Some records
*-*-*

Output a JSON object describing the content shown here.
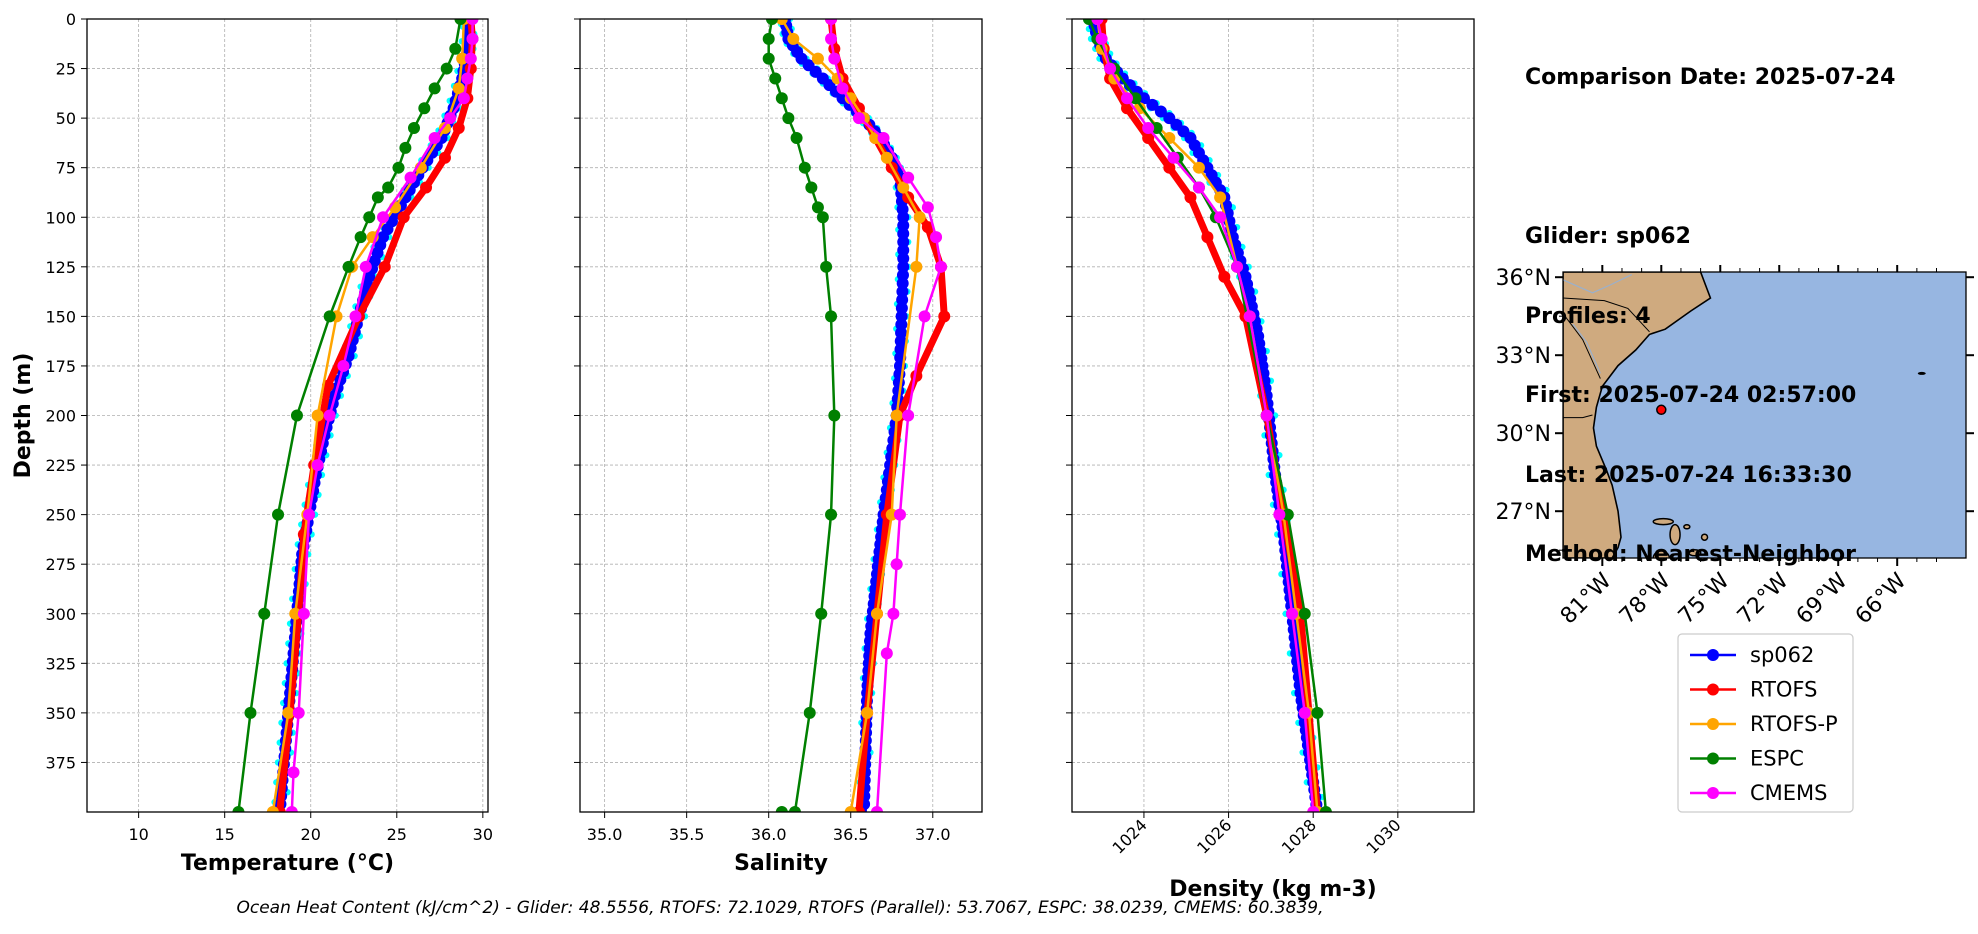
{
  "info": {
    "comparison_label": "Comparison Date: 2025-07-24",
    "glider_label": "Glider: sp062",
    "profiles_label": "Profiles: 4",
    "first_label": "First: 2025-07-24 02:57:00",
    "last_label": "Last: 2025-07-24 16:33:30",
    "method_label": "Method: Nearest-Neighbor"
  },
  "footer": "Ocean Heat Content (kJ/cm^2) - Glider: 48.5556,  RTOFS: 72.1029,  RTOFS (Parallel): 53.7067,  ESPC: 38.0239,  CMEMS: 60.3839,",
  "colors": {
    "sp062": "#0000ff",
    "glider_cloud": "#00ffff",
    "RTOFS": "#ff0000",
    "RTOFS-P": "#ffa500",
    "ESPC": "#008000",
    "CMEMS": "#ff00ff",
    "ocean": "#97b6e1",
    "land": "#cfaa7f"
  },
  "map": {
    "lat_ticks": [
      "36°N",
      "33°N",
      "30°N",
      "27°N"
    ],
    "lon_ticks": [
      "81°W",
      "78°W",
      "75°W",
      "72°W",
      "69°W",
      "66°W"
    ],
    "lon_range": [
      -83.0,
      -62.5
    ],
    "lat_range": [
      25.2,
      36.2
    ],
    "glider_location": [
      -78.0,
      30.9
    ]
  },
  "legend": [
    "sp062",
    "RTOFS",
    "RTOFS-P",
    "ESPC",
    "CMEMS"
  ],
  "chart_data": [
    {
      "type": "line",
      "xlabel": "Temperature (°C)",
      "ylabel": "Depth (m)",
      "xlim": [
        7,
        30.3
      ],
      "ylim": [
        400,
        0
      ],
      "xticks": [
        10,
        15,
        20,
        25,
        30
      ],
      "yticks": [
        0,
        25,
        50,
        75,
        100,
        125,
        150,
        175,
        200,
        225,
        250,
        275,
        300,
        325,
        350,
        375
      ],
      "grid": true,
      "series": [
        {
          "name": "sp062",
          "x": [
            29.2,
            29.1,
            28.8,
            28.3,
            27.6,
            26.5,
            25.5,
            24.2,
            23.4,
            22.8,
            22.2,
            21.4,
            20.8,
            20.3,
            19.9,
            19.5,
            19.2,
            19.0,
            18.8,
            18.6,
            18.4,
            18.2
          ],
          "y": [
            0,
            15,
            30,
            45,
            60,
            75,
            90,
            110,
            130,
            150,
            170,
            190,
            210,
            230,
            250,
            270,
            300,
            320,
            340,
            360,
            380,
            400
          ]
        },
        {
          "name": "RTOFS",
          "x": [
            29.3,
            29.4,
            29.3,
            29.1,
            28.6,
            27.8,
            26.7,
            25.4,
            24.3,
            22.8,
            21.0,
            20.2,
            19.6,
            19.3,
            18.8,
            18.2
          ],
          "y": [
            0,
            10,
            25,
            40,
            55,
            70,
            85,
            100,
            125,
            150,
            185,
            225,
            260,
            300,
            350,
            400
          ]
        },
        {
          "name": "RTOFS-P",
          "x": [
            28.9,
            28.8,
            28.6,
            27.8,
            26.4,
            24.9,
            23.6,
            22.4,
            21.5,
            20.4,
            19.8,
            19.1,
            18.7,
            17.8
          ],
          "y": [
            0,
            20,
            35,
            55,
            75,
            95,
            110,
            125,
            150,
            200,
            250,
            300,
            350,
            400
          ]
        },
        {
          "name": "ESPC",
          "x": [
            28.7,
            28.4,
            27.9,
            27.2,
            26.6,
            26.0,
            25.5,
            25.1,
            24.5,
            23.9,
            23.4,
            22.9,
            22.2,
            21.1,
            19.2,
            18.1,
            17.3,
            16.5,
            15.8
          ],
          "y": [
            0,
            15,
            25,
            35,
            45,
            55,
            65,
            75,
            85,
            90,
            100,
            110,
            125,
            150,
            200,
            250,
            300,
            350,
            400
          ]
        },
        {
          "name": "CMEMS",
          "x": [
            29.4,
            29.4,
            29.3,
            29.1,
            28.9,
            28.1,
            27.2,
            25.8,
            24.2,
            23.2,
            22.6,
            21.9,
            21.1,
            20.4,
            19.9,
            19.6,
            19.3,
            19.0,
            18.9
          ],
          "y": [
            0,
            10,
            20,
            30,
            40,
            50,
            60,
            80,
            100,
            125,
            150,
            175,
            200,
            225,
            250,
            300,
            350,
            380,
            400
          ]
        }
      ]
    },
    {
      "type": "line",
      "xlabel": "Salinity",
      "ylabel": "",
      "xlim": [
        34.85,
        37.3
      ],
      "ylim": [
        400,
        0
      ],
      "xticks": [
        35.0,
        35.5,
        36.0,
        36.5,
        37.0
      ],
      "grid": true,
      "series": [
        {
          "name": "sp062",
          "x": [
            36.1,
            36.12,
            36.2,
            36.33,
            36.45,
            36.58,
            36.68,
            36.75,
            36.8,
            36.82,
            36.82,
            36.81,
            36.8,
            36.78,
            36.74,
            36.7,
            36.66,
            36.62,
            36.6,
            36.58
          ],
          "y": [
            0,
            10,
            20,
            30,
            40,
            50,
            60,
            70,
            80,
            100,
            125,
            150,
            175,
            200,
            225,
            250,
            280,
            310,
            340,
            400
          ]
        },
        {
          "name": "RTOFS",
          "x": [
            36.38,
            36.4,
            36.45,
            36.55,
            36.65,
            36.75,
            36.85,
            36.97,
            37.05,
            37.07,
            36.9,
            36.8,
            36.72,
            36.66,
            36.6,
            36.55
          ],
          "y": [
            0,
            15,
            30,
            45,
            60,
            75,
            90,
            105,
            125,
            150,
            180,
            200,
            250,
            300,
            350,
            400
          ]
        },
        {
          "name": "RTOFS-P",
          "x": [
            36.08,
            36.15,
            36.3,
            36.42,
            36.5,
            36.58,
            36.65,
            36.72,
            36.82,
            36.92,
            36.9,
            36.78,
            36.75,
            36.66,
            36.6,
            36.5
          ],
          "y": [
            0,
            10,
            20,
            30,
            40,
            50,
            60,
            70,
            85,
            100,
            125,
            200,
            250,
            300,
            350,
            400
          ]
        },
        {
          "name": "ESPC",
          "x": [
            36.02,
            36.0,
            36.0,
            36.04,
            36.08,
            36.12,
            36.17,
            36.22,
            36.26,
            36.3,
            36.33,
            36.35,
            36.38,
            36.4,
            36.38,
            36.32,
            36.25,
            36.16,
            36.08
          ],
          "y": [
            0,
            10,
            20,
            30,
            40,
            50,
            60,
            75,
            85,
            95,
            100,
            125,
            150,
            200,
            250,
            300,
            350,
            400,
            400
          ]
        },
        {
          "name": "CMEMS",
          "x": [
            36.38,
            36.38,
            36.4,
            36.45,
            36.55,
            36.7,
            36.85,
            36.97,
            37.02,
            37.05,
            36.95,
            36.85,
            36.8,
            36.78,
            36.76,
            36.72,
            36.66
          ],
          "y": [
            0,
            10,
            20,
            35,
            50,
            60,
            80,
            95,
            110,
            125,
            150,
            200,
            250,
            275,
            300,
            320,
            400
          ]
        }
      ]
    },
    {
      "type": "line",
      "xlabel": "Density (kg m-3)",
      "ylabel": "",
      "xlim": [
        1022.3,
        1031.8
      ],
      "ylim": [
        400,
        0
      ],
      "xticks": [
        1024,
        1026,
        1028,
        1030
      ],
      "grid": true,
      "series": [
        {
          "name": "sp062",
          "x": [
            1022.8,
            1022.9,
            1023.1,
            1023.5,
            1024.0,
            1024.6,
            1025.1,
            1025.5,
            1025.9,
            1026.1,
            1026.4,
            1026.7,
            1026.9,
            1027.1,
            1027.3,
            1027.5,
            1027.7,
            1027.9,
            1028.1
          ],
          "y": [
            0,
            10,
            20,
            30,
            40,
            50,
            60,
            75,
            90,
            110,
            130,
            160,
            190,
            230,
            260,
            300,
            340,
            370,
            400
          ]
        },
        {
          "name": "RTOFS",
          "x": [
            1023.0,
            1023.05,
            1023.2,
            1023.6,
            1024.1,
            1024.6,
            1025.1,
            1025.5,
            1025.9,
            1026.4,
            1026.9,
            1027.3,
            1027.7,
            1028.1
          ],
          "y": [
            0,
            15,
            30,
            45,
            60,
            75,
            90,
            110,
            130,
            150,
            200,
            250,
            300,
            400
          ]
        },
        {
          "name": "RTOFS-P",
          "x": [
            1022.9,
            1023.0,
            1023.3,
            1023.9,
            1024.6,
            1025.3,
            1025.8,
            1026.2,
            1026.5,
            1026.9,
            1027.3,
            1027.6,
            1027.9,
            1028.1
          ],
          "y": [
            0,
            15,
            30,
            45,
            60,
            75,
            90,
            125,
            150,
            200,
            250,
            300,
            350,
            400
          ]
        },
        {
          "name": "ESPC",
          "x": [
            1022.7,
            1022.9,
            1023.3,
            1023.8,
            1024.3,
            1024.8,
            1025.3,
            1025.7,
            1026.2,
            1026.9,
            1027.4,
            1027.8,
            1028.1,
            1028.3
          ],
          "y": [
            0,
            10,
            25,
            40,
            55,
            70,
            85,
            100,
            125,
            200,
            250,
            300,
            350,
            400
          ]
        },
        {
          "name": "CMEMS",
          "x": [
            1022.9,
            1023.0,
            1023.2,
            1023.6,
            1024.1,
            1024.7,
            1025.3,
            1025.8,
            1026.2,
            1026.5,
            1026.9,
            1027.2,
            1027.5,
            1027.8,
            1028.0
          ],
          "y": [
            0,
            10,
            25,
            40,
            55,
            70,
            85,
            100,
            125,
            150,
            200,
            250,
            300,
            350,
            400
          ]
        }
      ]
    }
  ]
}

*-*-*

= WRITTEN PROBLEM =
Wherever a line in the data above holds "xlabel", copy that line.

= FINAL ANSWER =
      "xlabel": "Temperature (°C)",
      "xlabel": "Salinity",
      "xlabel": "Density (kg m-3)",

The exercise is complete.